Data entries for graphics
================

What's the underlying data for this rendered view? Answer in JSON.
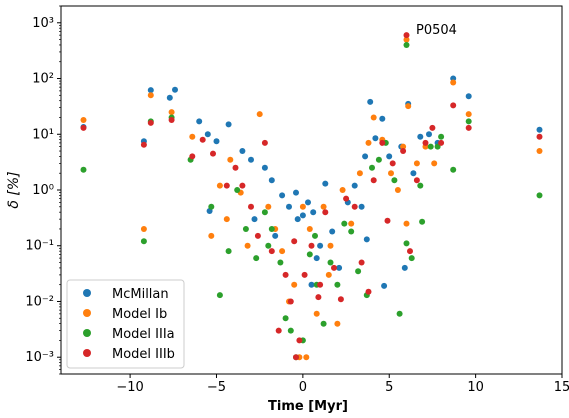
{
  "chart_data": {
    "type": "scatter",
    "xlabel": "Time [Myr]",
    "ylabel": "δ [%]",
    "xlim": [
      -14,
      15
    ],
    "ylim": [
      0.0005,
      2000
    ],
    "yscale": "log",
    "xticks": [
      -10,
      -5,
      0,
      5,
      10,
      15
    ],
    "xtick_labels": [
      "−10",
      "−5",
      "0",
      "5",
      "10",
      "15"
    ],
    "yticks": [
      0.001,
      0.01,
      0.1,
      1,
      10,
      100,
      1000
    ],
    "ytick_labels": [
      "10⁻³",
      "10⁻²",
      "10⁻¹",
      "10⁰",
      "10¹",
      "10²",
      "10³"
    ],
    "legend_position": "lower-left",
    "annotation": {
      "text": "P0504",
      "x": 6.5,
      "y": 600
    },
    "series": [
      {
        "name": "McMillan",
        "color": "#1f77b4",
        "points": [
          [
            -12.7,
            13.5
          ],
          [
            -9.2,
            7.5
          ],
          [
            -8.8,
            62
          ],
          [
            -7.7,
            45
          ],
          [
            -7.4,
            63
          ],
          [
            -6.0,
            17
          ],
          [
            -5.5,
            10
          ],
          [
            -5.0,
            7.5
          ],
          [
            -4.3,
            15
          ],
          [
            -3.5,
            5
          ],
          [
            -3.0,
            3.5
          ],
          [
            -2.2,
            2.5
          ],
          [
            -1.8,
            1.5
          ],
          [
            -1.2,
            0.8
          ],
          [
            -0.8,
            0.5
          ],
          [
            -0.4,
            0.9
          ],
          [
            0.0,
            0.35
          ],
          [
            0.3,
            0.6
          ],
          [
            0.6,
            0.4
          ],
          [
            1.0,
            0.1
          ],
          [
            1.3,
            1.3
          ],
          [
            1.7,
            0.18
          ],
          [
            2.1,
            0.04
          ],
          [
            2.6,
            0.6
          ],
          [
            3.0,
            1.2
          ],
          [
            3.4,
            0.5
          ],
          [
            3.6,
            4
          ],
          [
            3.9,
            38
          ],
          [
            4.2,
            8.5
          ],
          [
            4.6,
            19
          ],
          [
            5.0,
            4
          ],
          [
            5.7,
            6
          ],
          [
            5.9,
            0.04
          ],
          [
            6.1,
            35
          ],
          [
            6.4,
            2
          ],
          [
            6.8,
            9
          ],
          [
            7.3,
            10
          ],
          [
            7.8,
            7
          ],
          [
            8.7,
            100
          ],
          [
            9.6,
            48
          ],
          [
            13.7,
            12
          ],
          [
            3.7,
            0.13
          ],
          [
            4.7,
            0.019
          ],
          [
            -2.8,
            0.3
          ],
          [
            -0.3,
            0.3
          ],
          [
            0.5,
            0.02
          ],
          [
            -1.6,
            0.15
          ],
          [
            -5.4,
            0.42
          ],
          [
            0.8,
            0.06
          ]
        ]
      },
      {
        "name": "Model Ib",
        "color": "#ff7f0e",
        "points": [
          [
            -12.7,
            18
          ],
          [
            -9.2,
            0.2
          ],
          [
            -8.8,
            50
          ],
          [
            -7.6,
            25
          ],
          [
            -6.4,
            9
          ],
          [
            -5.3,
            0.15
          ],
          [
            -4.8,
            1.2
          ],
          [
            -4.2,
            3.5
          ],
          [
            -3.6,
            0.9
          ],
          [
            -3.2,
            0.1
          ],
          [
            -2.5,
            23
          ],
          [
            -2.0,
            0.5
          ],
          [
            -1.6,
            0.2
          ],
          [
            -1.2,
            0.08
          ],
          [
            -0.8,
            0.01
          ],
          [
            -0.5,
            0.02
          ],
          [
            0.0,
            0.5
          ],
          [
            0.4,
            0.2
          ],
          [
            0.8,
            0.006
          ],
          [
            1.2,
            0.5
          ],
          [
            1.6,
            0.1
          ],
          [
            2.0,
            0.004
          ],
          [
            2.3,
            1
          ],
          [
            2.8,
            0.25
          ],
          [
            3.3,
            2
          ],
          [
            3.8,
            7
          ],
          [
            4.1,
            20
          ],
          [
            4.6,
            8
          ],
          [
            5.1,
            2
          ],
          [
            5.5,
            1
          ],
          [
            5.8,
            6
          ],
          [
            6.0,
            0.25
          ],
          [
            6.1,
            32
          ],
          [
            6.6,
            3
          ],
          [
            7.1,
            6
          ],
          [
            7.6,
            3
          ],
          [
            8.7,
            85
          ],
          [
            9.6,
            23
          ],
          [
            13.7,
            5
          ],
          [
            0.2,
            0.001
          ],
          [
            -0.2,
            0.001
          ],
          [
            6.0,
            500
          ],
          [
            -4.4,
            0.3
          ],
          [
            1.5,
            0.03
          ]
        ]
      },
      {
        "name": "Model IIIa",
        "color": "#2ca02c",
        "points": [
          [
            -12.7,
            2.3
          ],
          [
            -9.2,
            0.12
          ],
          [
            -8.8,
            17
          ],
          [
            -7.6,
            20
          ],
          [
            -6.5,
            3.5
          ],
          [
            -5.3,
            0.5
          ],
          [
            -4.8,
            0.013
          ],
          [
            -4.3,
            0.08
          ],
          [
            -3.8,
            1.0
          ],
          [
            -3.3,
            0.2
          ],
          [
            -2.7,
            0.06
          ],
          [
            -2.2,
            0.4
          ],
          [
            -1.8,
            0.2
          ],
          [
            -1.3,
            0.05
          ],
          [
            -1.0,
            0.005
          ],
          [
            -0.7,
            0.003
          ],
          [
            -0.4,
            0.001
          ],
          [
            0.0,
            0.002
          ],
          [
            0.4,
            0.07
          ],
          [
            0.8,
            0.02
          ],
          [
            1.2,
            0.004
          ],
          [
            1.6,
            0.05
          ],
          [
            2.0,
            0.02
          ],
          [
            2.4,
            0.25
          ],
          [
            2.8,
            0.18
          ],
          [
            3.2,
            0.035
          ],
          [
            3.7,
            0.013
          ],
          [
            4.0,
            2.5
          ],
          [
            4.4,
            3.5
          ],
          [
            4.8,
            7
          ],
          [
            5.3,
            1.5
          ],
          [
            5.6,
            0.006
          ],
          [
            6.0,
            0.11
          ],
          [
            6.3,
            0.06
          ],
          [
            6.8,
            1.2
          ],
          [
            6.9,
            0.27
          ],
          [
            7.4,
            6
          ],
          [
            7.8,
            6
          ],
          [
            8.0,
            9
          ],
          [
            8.7,
            2.3
          ],
          [
            9.6,
            17
          ],
          [
            13.7,
            0.8
          ],
          [
            6.0,
            400
          ],
          [
            -2.0,
            0.1
          ],
          [
            0.7,
            0.15
          ]
        ]
      },
      {
        "name": "Model IIIb",
        "color": "#d62728",
        "points": [
          [
            -12.7,
            13
          ],
          [
            -9.2,
            6.5
          ],
          [
            -8.8,
            16
          ],
          [
            -7.6,
            18
          ],
          [
            -6.4,
            4
          ],
          [
            -5.8,
            8
          ],
          [
            -5.2,
            4.5
          ],
          [
            -4.4,
            1.2
          ],
          [
            -3.9,
            2.5
          ],
          [
            -3.5,
            1.2
          ],
          [
            -3.0,
            0.5
          ],
          [
            -2.6,
            0.15
          ],
          [
            -2.2,
            7
          ],
          [
            -1.8,
            0.08
          ],
          [
            -1.4,
            0.003
          ],
          [
            -1.0,
            0.03
          ],
          [
            -0.7,
            0.01
          ],
          [
            -0.4,
            0.001
          ],
          [
            -0.2,
            0.002
          ],
          [
            0.1,
            0.03
          ],
          [
            0.5,
            0.1
          ],
          [
            0.9,
            0.012
          ],
          [
            1.3,
            0.4
          ],
          [
            1.8,
            0.04
          ],
          [
            2.2,
            0.011
          ],
          [
            2.5,
            0.7
          ],
          [
            3.0,
            0.5
          ],
          [
            3.4,
            0.05
          ],
          [
            3.8,
            0.015
          ],
          [
            4.1,
            1.5
          ],
          [
            4.6,
            7
          ],
          [
            4.9,
            0.28
          ],
          [
            5.2,
            3
          ],
          [
            5.8,
            5
          ],
          [
            6.2,
            0.08
          ],
          [
            6.6,
            1.5
          ],
          [
            7.1,
            7
          ],
          [
            7.5,
            13
          ],
          [
            8.0,
            7
          ],
          [
            8.7,
            33
          ],
          [
            9.6,
            13
          ],
          [
            13.7,
            9
          ],
          [
            6.0,
            600
          ],
          [
            -0.5,
            0.12
          ],
          [
            1.0,
            0.02
          ]
        ]
      }
    ]
  }
}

================

* REQUIREMENTS: Copy all lines from the material that contain "color".

* RESULT OF THE EXERCISE:
        "color": "#1f77b4",
        "color": "#ff7f0e",
        "color": "#2ca02c",
        "color": "#d62728",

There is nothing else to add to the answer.